— start —

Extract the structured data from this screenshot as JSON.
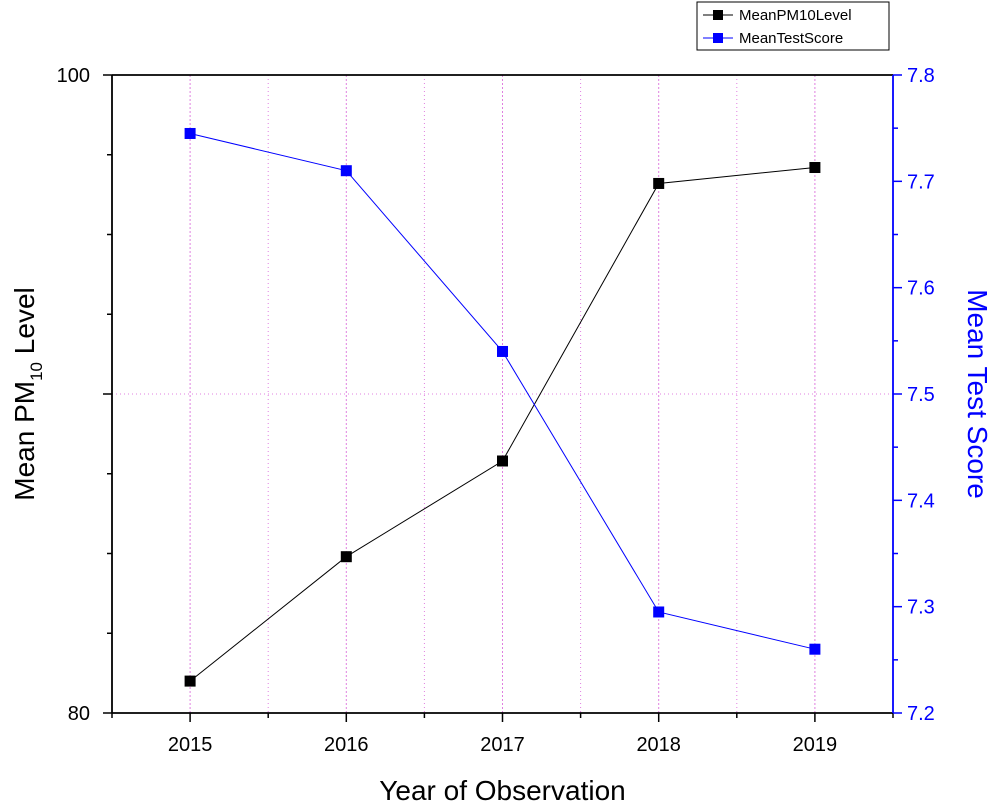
{
  "chart_data": {
    "type": "line",
    "x": [
      2015,
      2016,
      2017,
      2018,
      2019
    ],
    "xlabel": "Year of Observation",
    "xticks": [
      "2015",
      "2016",
      "2017",
      "2018",
      "2019"
    ],
    "xlim": [
      2014.5,
      2019.5
    ],
    "series": [
      {
        "name": "MeanPM10Level",
        "axis": "left",
        "color": "#000000",
        "values": [
          81.0,
          84.9,
          87.9,
          96.6,
          97.1
        ]
      },
      {
        "name": "MeanTestScore",
        "axis": "right",
        "color": "#0000ff",
        "values": [
          7.745,
          7.71,
          7.54,
          7.295,
          7.26
        ]
      }
    ],
    "y_left": {
      "label_parts": {
        "pre": "Mean PM",
        "sub": "10",
        "post": " Level"
      },
      "lim": [
        80,
        100
      ],
      "ticks": [
        "80",
        "100"
      ],
      "tick_values": [
        80,
        100
      ],
      "color": "#000000"
    },
    "y_right": {
      "label": "Mean Test Score",
      "lim": [
        7.2,
        7.8
      ],
      "ticks": [
        "7.2",
        "7.3",
        "7.4",
        "7.5",
        "7.6",
        "7.7",
        "7.8"
      ],
      "tick_values": [
        7.2,
        7.3,
        7.4,
        7.5,
        7.6,
        7.7,
        7.8
      ],
      "color": "#0000ff"
    },
    "grid": true,
    "grid_color": "#e080e0",
    "legend_position": "top-right"
  }
}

— end —

What this task involves:
Tally the lines of the material above that contain the word "name" and report the total alone.

Solution for this exercise:
2